▶ **WRITTEN TASK**:
Return the records that follow unaltered. Omit every picture.

################

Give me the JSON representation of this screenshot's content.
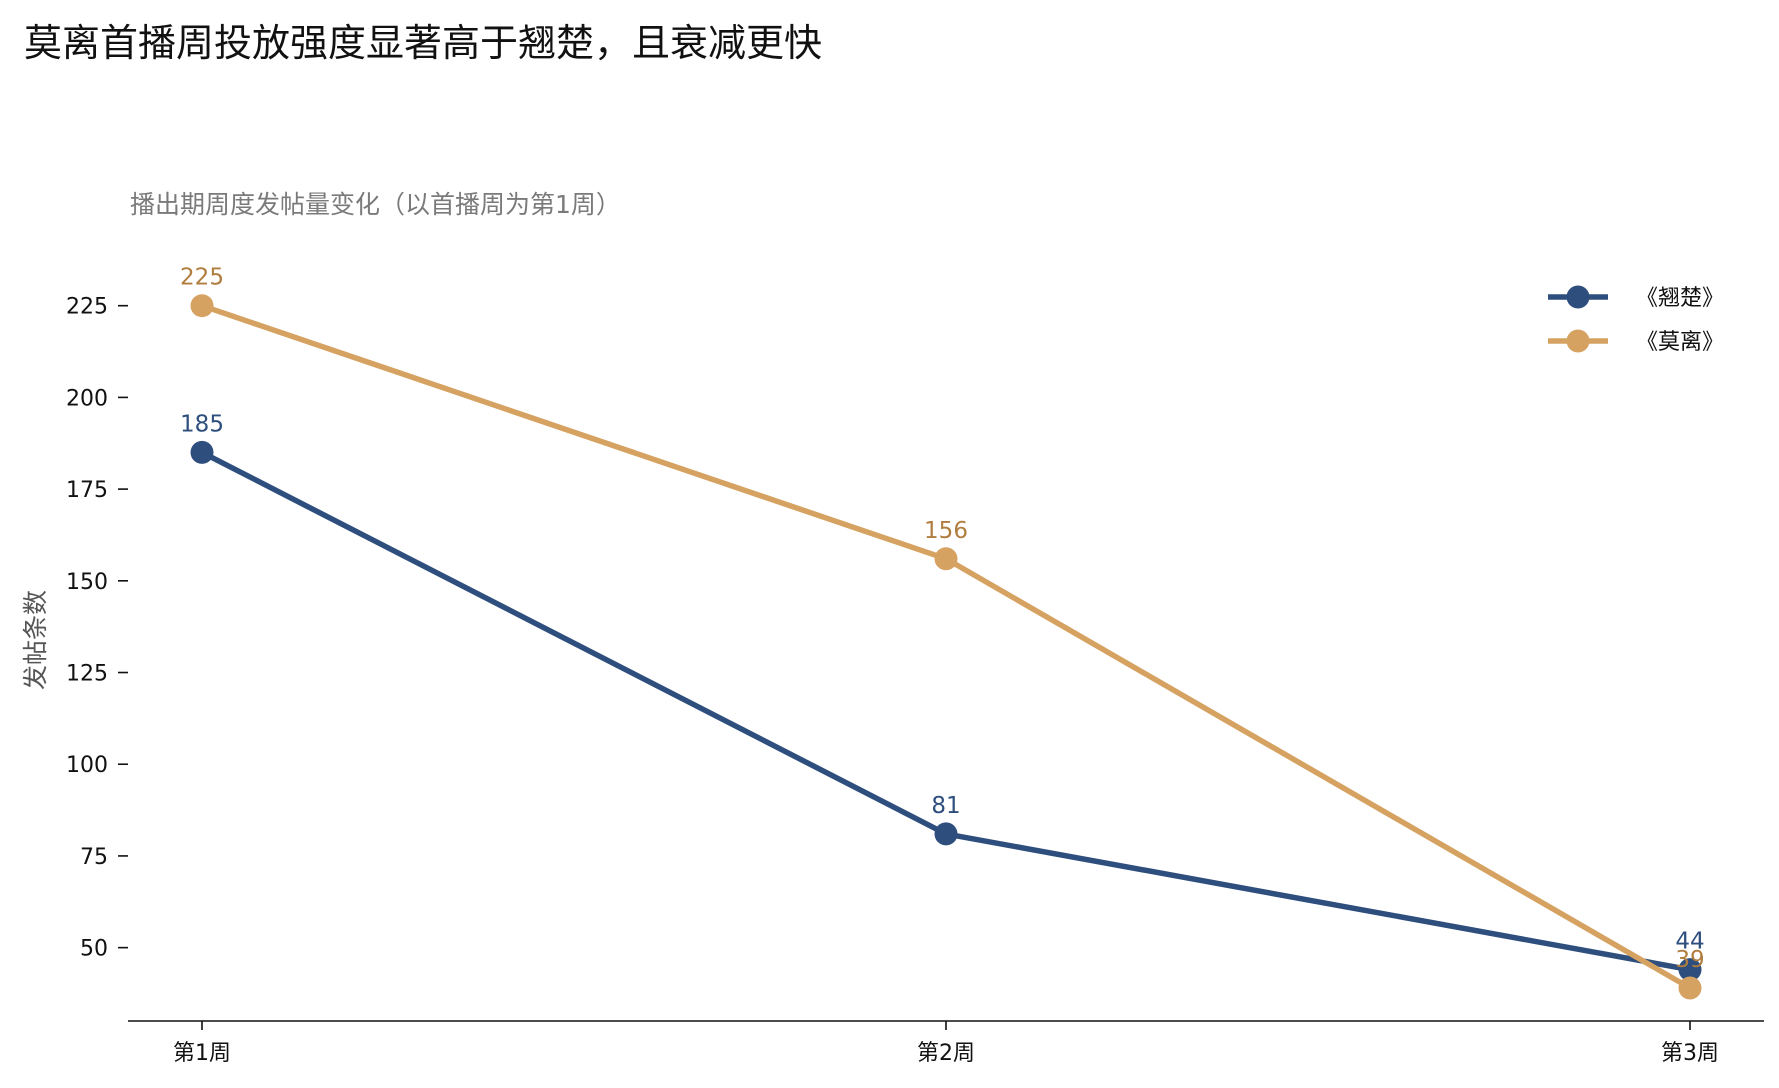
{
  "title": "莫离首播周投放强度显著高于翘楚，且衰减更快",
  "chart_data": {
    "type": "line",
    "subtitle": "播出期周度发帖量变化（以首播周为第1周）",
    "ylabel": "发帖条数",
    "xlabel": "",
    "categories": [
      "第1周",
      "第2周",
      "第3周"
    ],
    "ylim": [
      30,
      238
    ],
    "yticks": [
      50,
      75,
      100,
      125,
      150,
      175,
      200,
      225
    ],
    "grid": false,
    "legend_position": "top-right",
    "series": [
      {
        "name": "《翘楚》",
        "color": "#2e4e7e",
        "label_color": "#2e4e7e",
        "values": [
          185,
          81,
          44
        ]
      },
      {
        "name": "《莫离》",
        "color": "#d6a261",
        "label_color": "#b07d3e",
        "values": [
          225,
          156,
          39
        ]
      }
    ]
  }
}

################

▶ **SOLUTION**:
Give me the JSON representation of this screenshot's content.
{
  "title": "莫离首播周投放强度显著高于翘楚，且衰减更快",
  "chart_data": {
    "type": "line",
    "subtitle": "播出期周度发帖量变化（以首播周为第1周）",
    "ylabel": "发帖条数",
    "xlabel": "",
    "categories": [
      "第1周",
      "第2周",
      "第3周"
    ],
    "ylim": [
      30,
      238
    ],
    "yticks": [
      50,
      75,
      100,
      125,
      150,
      175,
      200,
      225
    ],
    "grid": false,
    "legend_position": "top-right",
    "series": [
      {
        "name": "《翘楚》",
        "color": "#2e4e7e",
        "label_color": "#2e4e7e",
        "values": [
          185,
          81,
          44
        ]
      },
      {
        "name": "《莫离》",
        "color": "#d6a261",
        "label_color": "#b07d3e",
        "values": [
          225,
          156,
          39
        ]
      }
    ]
  }
}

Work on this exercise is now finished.